Records:
##########
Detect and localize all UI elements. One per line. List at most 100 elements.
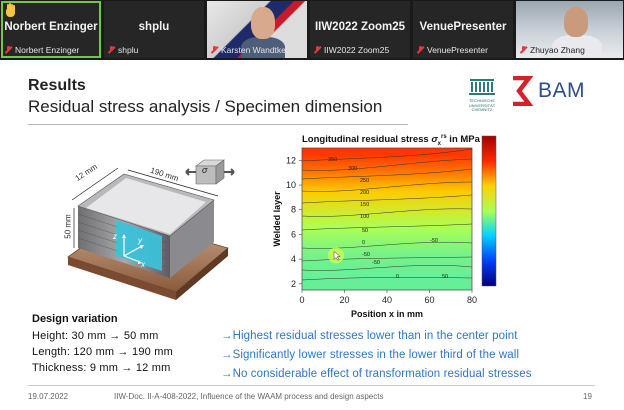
##########
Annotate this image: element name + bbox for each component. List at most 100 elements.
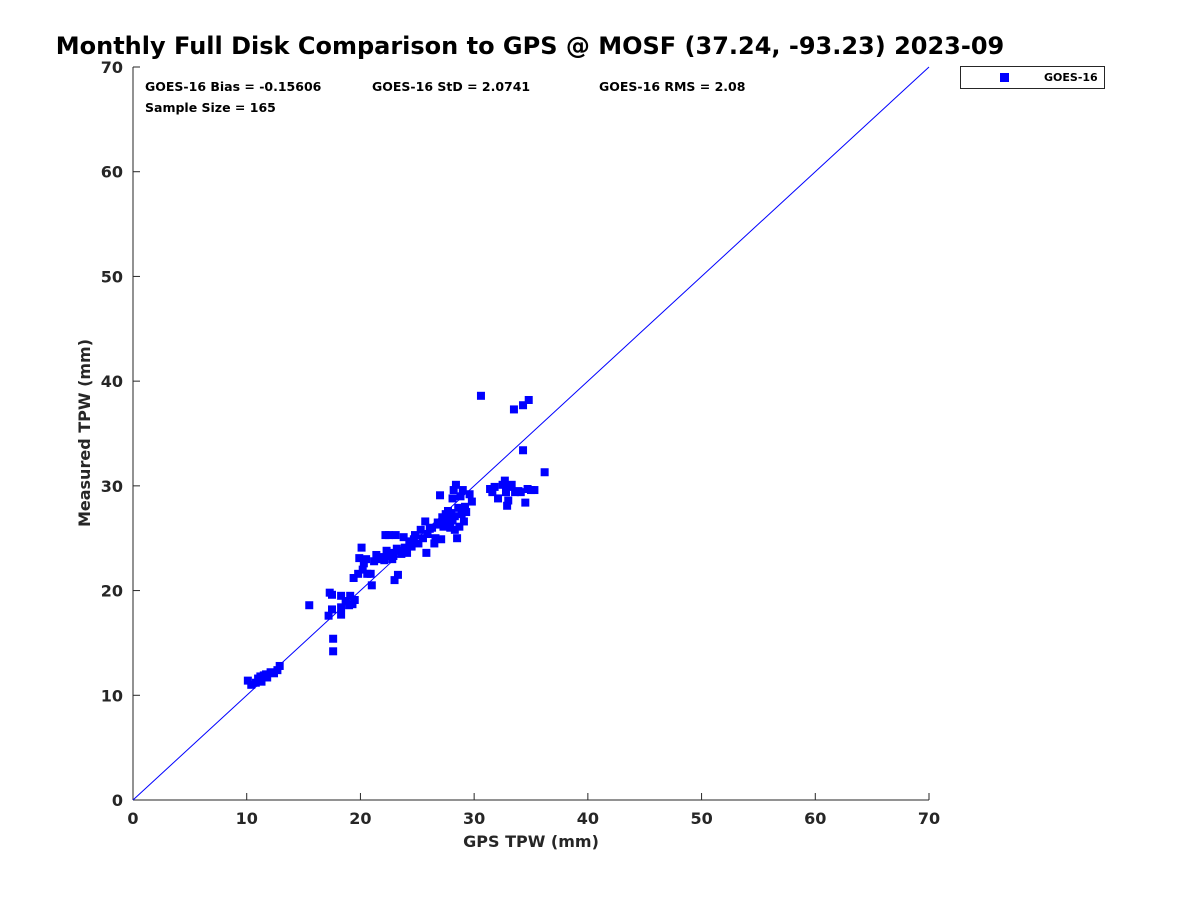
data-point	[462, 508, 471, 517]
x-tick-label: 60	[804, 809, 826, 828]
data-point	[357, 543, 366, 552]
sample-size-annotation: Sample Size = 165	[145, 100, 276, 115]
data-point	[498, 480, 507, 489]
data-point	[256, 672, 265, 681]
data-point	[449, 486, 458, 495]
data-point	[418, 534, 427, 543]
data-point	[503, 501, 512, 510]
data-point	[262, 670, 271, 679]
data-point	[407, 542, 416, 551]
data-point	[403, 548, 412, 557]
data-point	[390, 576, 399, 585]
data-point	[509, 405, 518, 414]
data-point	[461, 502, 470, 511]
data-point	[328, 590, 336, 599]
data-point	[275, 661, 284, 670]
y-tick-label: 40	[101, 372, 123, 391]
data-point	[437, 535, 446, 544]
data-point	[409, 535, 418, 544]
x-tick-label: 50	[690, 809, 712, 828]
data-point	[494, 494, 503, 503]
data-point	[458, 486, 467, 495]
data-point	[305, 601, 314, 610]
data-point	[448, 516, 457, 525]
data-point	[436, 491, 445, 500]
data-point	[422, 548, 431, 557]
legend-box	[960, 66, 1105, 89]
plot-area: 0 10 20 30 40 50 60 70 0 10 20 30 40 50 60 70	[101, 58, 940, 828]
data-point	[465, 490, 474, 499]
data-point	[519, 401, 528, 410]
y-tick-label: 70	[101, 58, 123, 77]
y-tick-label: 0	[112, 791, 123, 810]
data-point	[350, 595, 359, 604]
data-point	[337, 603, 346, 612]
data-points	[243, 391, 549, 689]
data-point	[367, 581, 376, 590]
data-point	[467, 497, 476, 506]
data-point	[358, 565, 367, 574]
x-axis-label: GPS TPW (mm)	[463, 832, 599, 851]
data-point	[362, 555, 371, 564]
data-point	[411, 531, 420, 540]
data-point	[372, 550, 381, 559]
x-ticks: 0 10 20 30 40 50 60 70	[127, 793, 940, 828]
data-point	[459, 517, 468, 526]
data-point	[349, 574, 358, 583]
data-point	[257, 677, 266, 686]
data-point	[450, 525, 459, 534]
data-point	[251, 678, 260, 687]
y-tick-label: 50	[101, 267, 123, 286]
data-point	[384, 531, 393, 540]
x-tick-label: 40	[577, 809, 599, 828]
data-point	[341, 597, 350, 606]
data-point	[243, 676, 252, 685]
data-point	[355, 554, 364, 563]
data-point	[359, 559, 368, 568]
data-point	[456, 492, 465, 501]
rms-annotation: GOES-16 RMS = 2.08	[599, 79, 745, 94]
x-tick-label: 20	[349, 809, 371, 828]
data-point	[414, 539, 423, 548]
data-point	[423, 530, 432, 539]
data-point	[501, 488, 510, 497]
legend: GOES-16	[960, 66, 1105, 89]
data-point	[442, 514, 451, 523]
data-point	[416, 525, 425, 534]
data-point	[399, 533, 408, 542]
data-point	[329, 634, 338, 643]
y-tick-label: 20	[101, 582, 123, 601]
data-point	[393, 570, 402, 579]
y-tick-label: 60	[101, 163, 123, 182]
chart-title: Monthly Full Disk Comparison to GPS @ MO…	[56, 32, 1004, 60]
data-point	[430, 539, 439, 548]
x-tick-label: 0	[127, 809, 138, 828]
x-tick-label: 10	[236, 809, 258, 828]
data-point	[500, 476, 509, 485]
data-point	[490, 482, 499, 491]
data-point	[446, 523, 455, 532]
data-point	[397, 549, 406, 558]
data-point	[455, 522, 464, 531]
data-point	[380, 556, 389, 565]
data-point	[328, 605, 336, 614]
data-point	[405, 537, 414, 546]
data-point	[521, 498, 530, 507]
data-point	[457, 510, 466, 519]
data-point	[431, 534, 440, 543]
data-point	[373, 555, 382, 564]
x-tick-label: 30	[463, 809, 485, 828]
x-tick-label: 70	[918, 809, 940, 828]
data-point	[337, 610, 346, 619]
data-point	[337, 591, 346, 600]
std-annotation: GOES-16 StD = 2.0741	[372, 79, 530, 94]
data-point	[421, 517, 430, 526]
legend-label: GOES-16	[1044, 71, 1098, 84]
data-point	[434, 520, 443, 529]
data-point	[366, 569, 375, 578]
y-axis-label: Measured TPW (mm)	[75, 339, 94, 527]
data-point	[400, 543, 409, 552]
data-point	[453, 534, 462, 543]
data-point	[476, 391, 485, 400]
##########
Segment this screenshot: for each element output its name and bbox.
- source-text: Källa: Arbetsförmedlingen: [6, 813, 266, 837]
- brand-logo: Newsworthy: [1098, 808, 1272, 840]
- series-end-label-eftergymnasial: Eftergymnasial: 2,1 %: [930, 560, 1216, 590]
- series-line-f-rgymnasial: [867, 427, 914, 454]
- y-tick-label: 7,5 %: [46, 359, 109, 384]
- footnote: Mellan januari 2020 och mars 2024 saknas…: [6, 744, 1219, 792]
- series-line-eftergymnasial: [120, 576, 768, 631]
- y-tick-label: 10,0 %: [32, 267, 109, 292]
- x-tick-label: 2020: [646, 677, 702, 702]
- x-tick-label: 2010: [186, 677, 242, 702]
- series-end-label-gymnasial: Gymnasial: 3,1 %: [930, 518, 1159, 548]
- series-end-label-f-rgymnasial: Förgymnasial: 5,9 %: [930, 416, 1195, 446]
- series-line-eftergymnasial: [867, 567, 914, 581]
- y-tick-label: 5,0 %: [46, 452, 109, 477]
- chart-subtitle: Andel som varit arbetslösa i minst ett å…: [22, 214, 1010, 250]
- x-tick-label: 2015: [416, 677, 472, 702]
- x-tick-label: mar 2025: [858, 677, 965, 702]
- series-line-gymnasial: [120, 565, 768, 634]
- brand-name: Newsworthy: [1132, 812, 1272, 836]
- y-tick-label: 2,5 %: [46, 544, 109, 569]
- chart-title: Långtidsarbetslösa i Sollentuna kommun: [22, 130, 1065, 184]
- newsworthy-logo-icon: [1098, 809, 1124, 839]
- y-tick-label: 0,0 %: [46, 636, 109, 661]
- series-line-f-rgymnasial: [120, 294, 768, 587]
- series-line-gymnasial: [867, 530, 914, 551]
##########
Set exercise: Write out again every row from the one containing "Annotate this image: element" down to the one containing "603, 346, 612]", both included. Leave the pictures out of your answer.

Finished exercise:
Annotate this image: element name + bbox for each component. List at most 100 elements.
data-point	[462, 508, 471, 517]
x-tick-label: 60	[804, 809, 826, 828]
data-point	[357, 543, 366, 552]
sample-size-annotation: Sample Size = 165	[145, 100, 276, 115]
data-point	[498, 480, 507, 489]
data-point	[256, 672, 265, 681]
data-point	[449, 486, 458, 495]
data-point	[418, 534, 427, 543]
data-point	[503, 501, 512, 510]
data-point	[262, 670, 271, 679]
data-point	[407, 542, 416, 551]
data-point	[403, 548, 412, 557]
data-point	[390, 576, 399, 585]
data-point	[509, 405, 518, 414]
data-point	[461, 502, 470, 511]
data-point	[328, 590, 336, 599]
data-point	[275, 661, 284, 670]
y-tick-label: 40	[101, 372, 123, 391]
data-point	[437, 535, 446, 544]
data-point	[409, 535, 418, 544]
x-tick-label: 50	[690, 809, 712, 828]
data-point	[494, 494, 503, 503]
data-point	[458, 486, 467, 495]
data-point	[305, 601, 314, 610]
data-point	[448, 516, 457, 525]
data-point	[436, 491, 445, 500]
data-point	[422, 548, 431, 557]
legend-box	[960, 66, 1105, 89]
plot-area: 0 10 20 30 40 50 60 70 0 10 20 30 40 50 60 70	[101, 58, 940, 828]
data-point	[465, 490, 474, 499]
data-point	[519, 401, 528, 410]
y-tick-label: 70	[101, 58, 123, 77]
y-tick-label: 0	[112, 791, 123, 810]
data-point	[350, 595, 359, 604]
data-point	[337, 603, 346, 612]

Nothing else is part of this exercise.